▸ TASK DESCRIPTION:
With "category" as the search word, show every line of the material that has it.

▸ RECORDS FOR THE TASK:
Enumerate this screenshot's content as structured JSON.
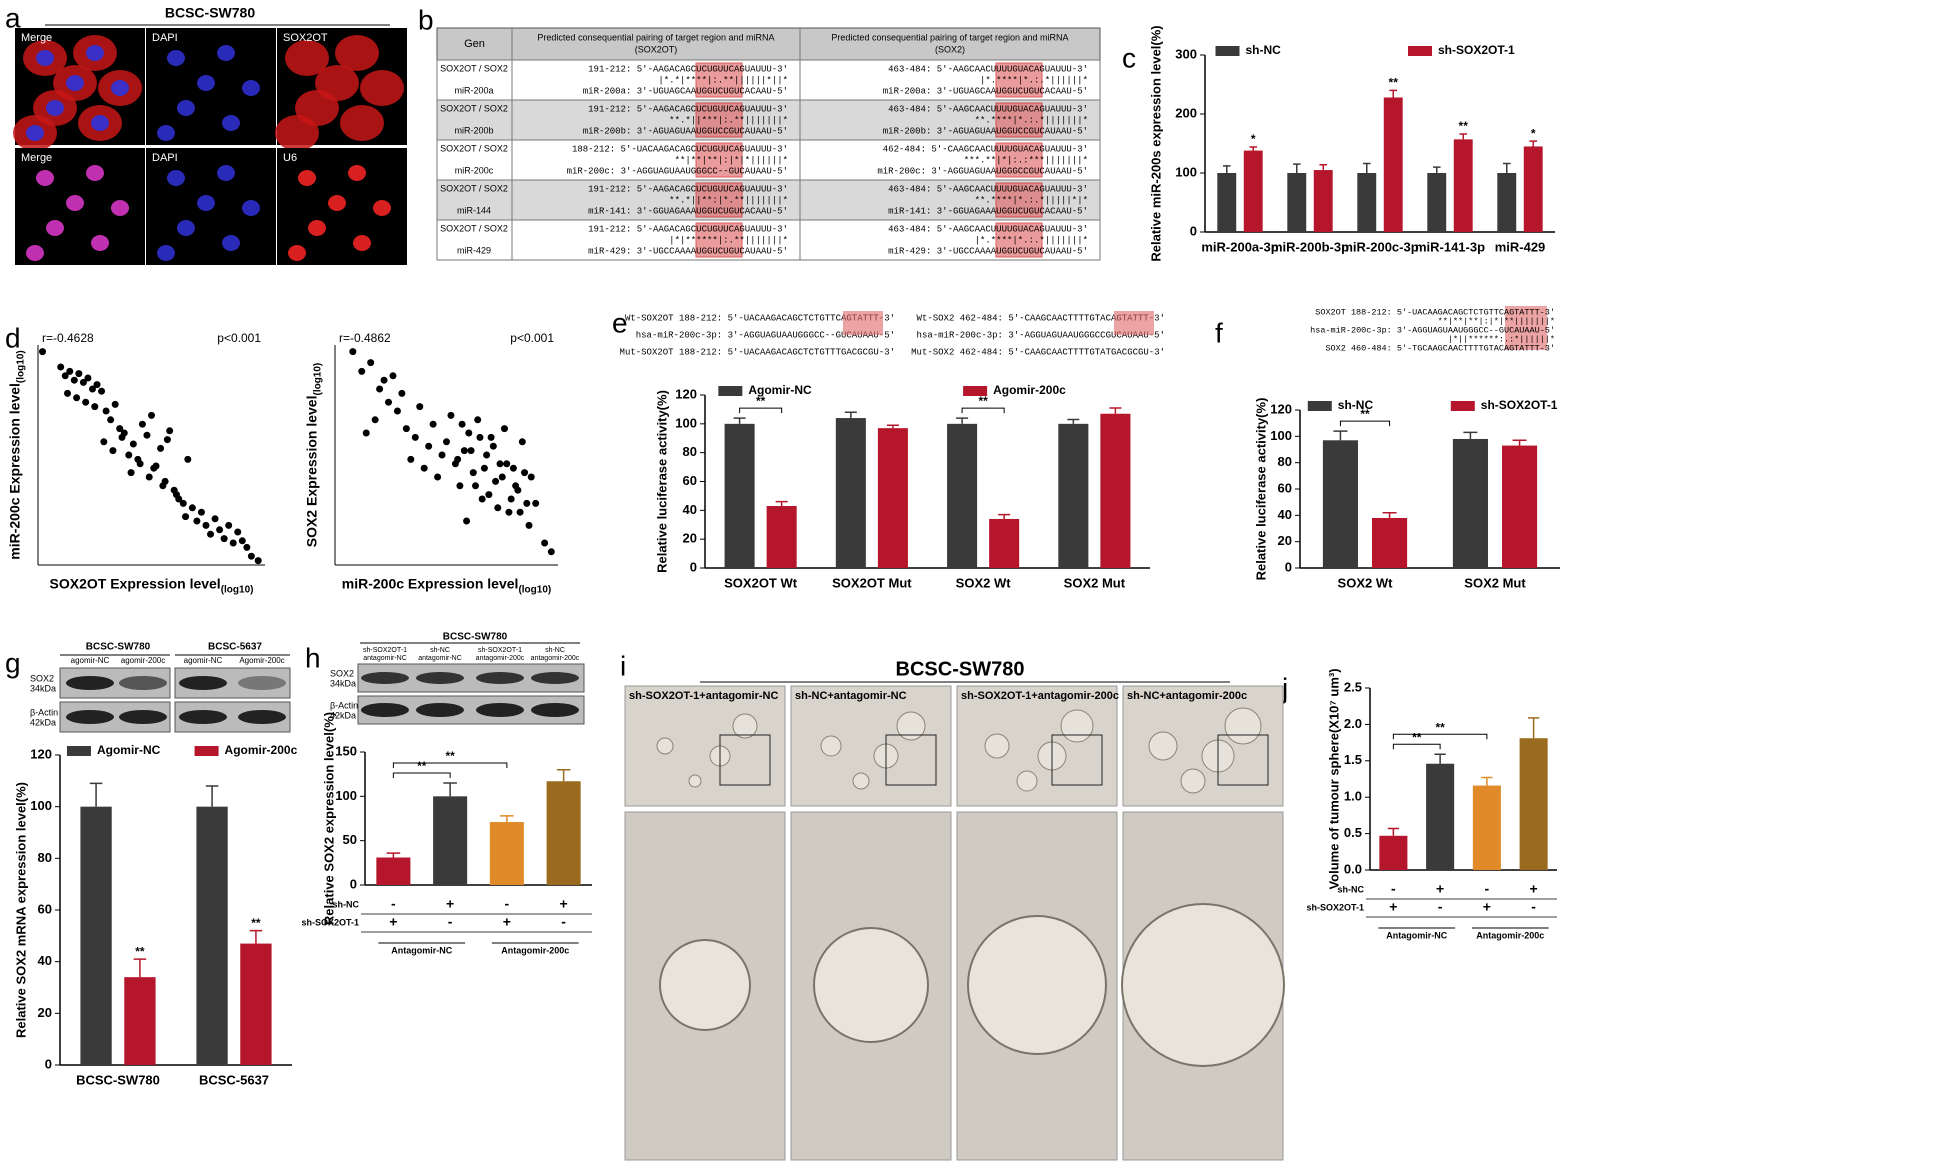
{
  "panel_labels": [
    "a",
    "b",
    "c",
    "d",
    "e",
    "f",
    "g",
    "h",
    "i",
    "j"
  ],
  "panel_a": {
    "title": "BCSC-SW780",
    "labels": [
      "Merge",
      "DAPI",
      "SOX2OT",
      "Merge",
      "DAPI",
      "U6"
    ]
  },
  "panel_b": {
    "header": [
      "Gen",
      [
        "Predicted consequential pairing of target region and miRNA",
        "(SOX2OT)"
      ],
      [
        "Predicted consequential pairing of target region and miRNA",
        "(SOX2)"
      ]
    ],
    "rows": [
      {
        "pair": "SOX2OT / SOX2",
        "mirna": "miR-200a",
        "sox2ot": [
          "191-212: 5′-AAGACAGCUCUGUUCAGUAUUU-3′",
          "|*.*|****|:.**||||||*||*",
          "miR-200a: 3′-UGUAGCAAUGGUCUGUCACAAU-5′"
        ],
        "sox2": [
          "463-484: 5′-AAGCAACUUUUGUACAGUAUUU-3′",
          "|*.****|*.:.*||||||*",
          "miR-200a: 3′-UGUAGCAAUGGUCUGUCACAAU-5′"
        ]
      },
      {
        "pair": "SOX2OT / SOX2",
        "mirna": "miR-200b",
        "sox2ot": [
          "191-212: 5′-AAGACAGCUCUGUUCAGUAUUU-3′",
          "**.*||***|:.**|||||||*",
          "miR-200b: 3′-AGUAGUAAUGGUCCGUCAUAAU-5′"
        ],
        "sox2": [
          "463-484: 5′-AAGCAACUUUUGUACAGUAUUU-3′",
          "**.****|*.:.*|||||||*",
          "miR-200b: 3′-AGUAGUAAUGGUCCGUCAUAAU-5′"
        ]
      },
      {
        "pair": "SOX2OT / SOX2",
        "mirna": "miR-200c",
        "sox2ot": [
          "188-212: 5′-UACAAGACAGCUCUGUUCAGUAUUU-3′",
          "**|**|**|:|*|*||||||*",
          "miR-200c: 3′-AGGUAGUAAUGGGCC--GUCAUAAU-5′"
        ],
        "sox2": [
          "462-484: 5′-CAAGCAACUUUUGUACAGUAUUU-3′",
          "***.**|*|:.:***|||||||*",
          "miR-200c: 3′-AGGUAGUAAUGGGCCGUCAUAAU-5′"
        ]
      },
      {
        "pair": "SOX2OT / SOX2",
        "mirna": "miR-144",
        "sox2ot": [
          "191-212: 5′-AAGACAGCUCUGUUCAGUAUUU-3′",
          "**.*||**:|*.**|||||||*",
          "miR-141: 3′-GGUAGAAAUGGUCUGUCACAAU-5′"
        ],
        "sox2": [
          "463-484: 5′-AAGCAACUUUUGUACAGUAUUU-3′",
          "**.****|*.:.*|||||*|*",
          "miR-141: 3′-GGUAGAAAUGGUCUGUCACAAU-5′"
        ]
      },
      {
        "pair": "SOX2OT / SOX2",
        "mirna": "miR-429",
        "sox2ot": [
          "191-212: 5′-AAGACAGCUCUGUUCAGUAUUU-3′",
          "|*|******|:.**|||||||*",
          "miR-429: 3′-UGCCAAAAUGGUCUGUCAUAAU-5′"
        ],
        "sox2": [
          "463-484: 5′-AAGCAACUUUUGUACAGUAUUU-3′",
          "|*.****|*.:.*|||||||*",
          "miR-429: 3′-UGCCAAAAUGGUCUGUCAUAAU-5′"
        ]
      }
    ]
  },
  "panel_e_seq": [
    [
      "Wt-SOX2OT 188-212: 5′-UACAAGACAGCTCTGTTCAGTATTT-3′",
      "hsa-miR-200c-3p: 3′-AGGUAGUAAUGGGCC--GUCAUAAU-5′",
      "Mut-SOX2OT 188-212: 5′-UACAAGACAGCTCTGTTTGACGCGU-3′"
    ],
    [
      "Wt-SOX2 462-484: 5′-CAAGCAACTTTTGTACAGTATTT-3′",
      "hsa-miR-200c-3p: 3′-AGGUAGUAAUGGGCCGUCAUAAU-5′",
      "Mut-SOX2 462-484: 5′-CAAGCAACTTTTGTATGACGCGU-3′"
    ]
  ],
  "panel_f_seq": [
    "SOX2OT 188-212: 5′-UACAAGACAGCTCTGTTCAGTATTT-3′",
    "**|**|**|:|*|**|||||||*",
    "hsa-miR-200c-3p: 3′-AGGUAGUAAUGGGCC--GUCAUAAU-5′",
    "|*||******:.:*||||||*",
    "SOX2 460-484: 5′-TGCAAGCAACTTTTGTACAGTATTT-3′"
  ],
  "panel_g_blot": {
    "groups": [
      "BCSC-SW780",
      "BCSC-5637"
    ],
    "lanes": [
      "agomir-NC",
      "agomir-200c",
      "agomir-NC",
      "Agomir-200c"
    ],
    "rows": [
      [
        "SOX2",
        "34kDa"
      ],
      [
        "β-Actin",
        "42kDa"
      ]
    ]
  },
  "panel_h_blot": {
    "title": "BCSC-SW780",
    "lanes": [
      [
        "sh-SOX2OT-1",
        "antagomir-NC"
      ],
      [
        "sh-NC",
        "antagomir-NC"
      ],
      [
        "sh-SOX2OT-1",
        "antagomir-200c"
      ],
      [
        "sh-NC",
        "antagomir-200c"
      ]
    ],
    "rows": [
      [
        "SOX2",
        "34kDa"
      ],
      [
        "β-Actin",
        "42kDa"
      ]
    ]
  },
  "panel_i": {
    "title": "BCSC-SW780",
    "labels": [
      "sh-SOX2OT-1+antagomir-NC",
      "sh-NC+antagomir-NC",
      "sh-SOX2OT-1+antagomir-200c",
      "sh-NC+antagomir-200c"
    ]
  },
  "chart_data": [
    {
      "type": "bar",
      "ylabel": "Relative miR-200s expression level(%)",
      "categories": [
        "miR-200a-3p",
        "miR-200b-3p",
        "miR-200c-3p",
        "miR-141-3p",
        "miR-429"
      ],
      "ylim": [
        0,
        300
      ],
      "yticks": [
        0,
        100,
        200,
        300
      ],
      "series": [
        {
          "name": "sh-NC",
          "color": "#3a3a3a",
          "values": [
            100,
            100,
            100,
            100,
            100
          ],
          "errors": [
            12,
            15,
            16,
            10,
            16
          ]
        },
        {
          "name": "sh-SOX2OT-1",
          "color": "#b5162b",
          "values": [
            138,
            105,
            228,
            157,
            145
          ],
          "errors": [
            6,
            9,
            12,
            9,
            9
          ]
        }
      ],
      "annotations": [
        {
          "text": "*",
          "category": 0,
          "series": 1
        },
        {
          "text": "**",
          "category": 2,
          "series": 1
        },
        {
          "text": "**",
          "category": 3,
          "series": 1
        },
        {
          "text": "*",
          "category": 4,
          "series": 1
        }
      ]
    },
    {
      "type": "scatter",
      "xlabel": "SOX2OT Expression level",
      "xlabel_sub": "(log10)",
      "ylabel": "miR-200c Expression level",
      "ylabel_sub": "(log10)",
      "annotations": [
        "r=-0.4628",
        "p<0.001"
      ],
      "xlim": [
        0,
        100
      ],
      "ylim": [
        0,
        100
      ],
      "color": "#000000",
      "x": [
        2,
        10,
        12,
        14,
        16,
        18,
        20,
        22,
        24,
        26,
        13,
        17,
        21,
        25,
        28,
        30,
        32,
        34,
        36,
        38,
        29,
        33,
        37,
        40,
        42,
        44,
        46,
        48,
        41,
        45,
        49,
        50,
        52,
        54,
        56,
        58,
        51,
        55,
        57,
        60,
        62,
        64,
        66,
        68,
        61,
        65,
        70,
        72,
        74,
        76,
        78,
        80,
        82,
        84,
        86,
        88,
        90,
        92,
        94,
        97
      ],
      "values": [
        97,
        90,
        86,
        88,
        84,
        87,
        83,
        85,
        80,
        82,
        78,
        76,
        74,
        72,
        79,
        70,
        66,
        73,
        62,
        60,
        56,
        52,
        58,
        50,
        55,
        48,
        64,
        59,
        42,
        46,
        40,
        68,
        45,
        53,
        38,
        61,
        44,
        36,
        57,
        34,
        30,
        28,
        48,
        26,
        32,
        22,
        20,
        24,
        18,
        14,
        21,
        16,
        12,
        18,
        10,
        15,
        11,
        8,
        4,
        2
      ]
    },
    {
      "type": "scatter",
      "xlabel": "miR-200c Expression level",
      "xlabel_sub": "(log10)",
      "ylabel": "SOX2 Expression level",
      "ylabel_sub": "(log10)",
      "annotations": [
        "r=-0.4862",
        "p<0.001"
      ],
      "xlim": [
        0,
        100
      ],
      "ylim": [
        0,
        100
      ],
      "color": "#000000",
      "x": [
        8,
        12,
        16,
        20,
        22,
        24,
        26,
        28,
        14,
        18,
        30,
        32,
        34,
        36,
        38,
        40,
        42,
        44,
        46,
        48,
        50,
        52,
        54,
        56,
        58,
        60,
        62,
        64,
        66,
        68,
        70,
        72,
        74,
        76,
        78,
        80,
        82,
        84,
        86,
        88,
        55,
        57,
        59,
        61,
        63,
        65,
        67,
        69,
        71,
        73,
        75,
        77,
        79,
        81,
        83,
        85,
        87,
        90,
        94,
        97
      ],
      "values": [
        97,
        88,
        92,
        80,
        84,
        74,
        86,
        70,
        60,
        66,
        78,
        62,
        48,
        58,
        72,
        44,
        54,
        64,
        40,
        50,
        56,
        68,
        46,
        36,
        52,
        60,
        42,
        66,
        30,
        50,
        58,
        38,
        46,
        62,
        24,
        44,
        34,
        56,
        28,
        40,
        48,
        64,
        20,
        52,
        36,
        58,
        44,
        32,
        54,
        26,
        40,
        46,
        30,
        36,
        24,
        42,
        18,
        28,
        10,
        6
      ]
    },
    {
      "type": "bar",
      "ylabel": "Relative luciferase activity(%)",
      "categories": [
        "SOX2OT Wt",
        "SOX2OT Mut",
        "SOX2 Wt",
        "SOX2 Mut"
      ],
      "ylim": [
        0,
        120
      ],
      "yticks": [
        0,
        20,
        40,
        60,
        80,
        100,
        120
      ],
      "series": [
        {
          "name": "Agomir-NC",
          "color": "#3a3a3a",
          "values": [
            100,
            104,
            100,
            100
          ],
          "errors": [
            4,
            4,
            4,
            3
          ]
        },
        {
          "name": "Agomir-200c",
          "color": "#b5162b",
          "values": [
            43,
            97,
            34,
            107
          ],
          "errors": [
            3,
            2,
            3,
            4
          ]
        }
      ],
      "annotations": [
        {
          "text": "**",
          "from": [
            0,
            0
          ],
          "to": [
            0,
            1
          ]
        },
        {
          "text": "**",
          "from": [
            2,
            0
          ],
          "to": [
            2,
            1
          ]
        }
      ]
    },
    {
      "type": "bar",
      "ylabel": "Relative luciferase activity(%)",
      "categories": [
        "SOX2 Wt",
        "SOX2 Mut"
      ],
      "ylim": [
        0,
        120
      ],
      "yticks": [
        0,
        20,
        40,
        60,
        80,
        100,
        120
      ],
      "series": [
        {
          "name": "sh-NC",
          "color": "#3a3a3a",
          "values": [
            97,
            98
          ],
          "errors": [
            7,
            5
          ]
        },
        {
          "name": "sh-SOX2OT-1",
          "color": "#b5162b",
          "values": [
            38,
            93
          ],
          "errors": [
            4,
            4
          ]
        }
      ],
      "annotations": [
        {
          "text": "**",
          "from": [
            0,
            0
          ],
          "to": [
            0,
            1
          ]
        }
      ]
    },
    {
      "type": "bar",
      "ylabel": "Relative SOX2  mRNA expression level(%)",
      "categories": [
        "BCSC-SW780",
        "BCSC-5637"
      ],
      "ylim": [
        0,
        120
      ],
      "yticks": [
        0,
        20,
        40,
        60,
        80,
        100,
        120
      ],
      "series": [
        {
          "name": "Agomir-NC",
          "color": "#3a3a3a",
          "values": [
            100,
            100
          ],
          "errors": [
            9,
            8
          ]
        },
        {
          "name": "Agomir-200c",
          "color": "#b5162b",
          "values": [
            34,
            47
          ],
          "errors": [
            7,
            5
          ]
        }
      ],
      "annotations": [
        {
          "text": "**",
          "category": 0,
          "series": 1
        },
        {
          "text": "**",
          "category": 1,
          "series": 1
        }
      ]
    },
    {
      "type": "bar",
      "ylabel": "Relative SOX2 expression level(%)",
      "ylim": [
        0,
        150
      ],
      "yticks": [
        0,
        50,
        100,
        150
      ],
      "values": [
        31,
        100,
        71,
        117
      ],
      "errors": [
        5,
        15,
        7,
        13
      ],
      "colors": [
        "#b5162b",
        "#3a3a3a",
        "#e08a2a",
        "#9a6a1e"
      ],
      "annotations": [
        {
          "text": "**",
          "from": 0,
          "to": 1
        },
        {
          "text": "**",
          "from": 0,
          "to": 2
        }
      ],
      "conditions": [
        {
          "name": "sh-NC",
          "signs": [
            "-",
            "+",
            "-",
            "+"
          ]
        },
        {
          "name": "sh-SOX2OT-1",
          "signs": [
            "+",
            "-",
            "+",
            "-"
          ]
        }
      ],
      "groups": [
        "Antagomir-NC",
        "Antagomir-200c"
      ]
    },
    {
      "type": "bar",
      "ylabel": "Volume of tumour sphere(X10⁷ um³)",
      "ylim": [
        0,
        2.5
      ],
      "yticks": [
        {
          "value": 0,
          "label": "0.0"
        },
        0.5,
        {
          "value": 1,
          "label": "1.0"
        },
        1.5,
        {
          "value": 2,
          "label": "2.0"
        },
        2.5
      ],
      "values": [
        0.47,
        1.46,
        1.16,
        1.81
      ],
      "errors": [
        0.1,
        0.13,
        0.11,
        0.28
      ],
      "colors": [
        "#b5162b",
        "#3a3a3a",
        "#e08a2a",
        "#9a6a1e"
      ],
      "annotations": [
        {
          "text": "**",
          "from": 0,
          "to": 1
        },
        {
          "text": "**",
          "from": 0,
          "to": 2
        }
      ],
      "conditions": [
        {
          "name": "sh-NC",
          "signs": [
            "-",
            "+",
            "-",
            "+"
          ]
        },
        {
          "name": "sh-SOX2OT-1",
          "signs": [
            "+",
            "-",
            "+",
            "-"
          ]
        }
      ],
      "groups": [
        "Antagomir-NC",
        "Antagomir-200c"
      ]
    }
  ]
}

▸ SOLVED EXERCISE:
          "category": 0,
          "category": 2,
          "category": 3,
          "category": 4,
          "category": 0,
          "category": 1,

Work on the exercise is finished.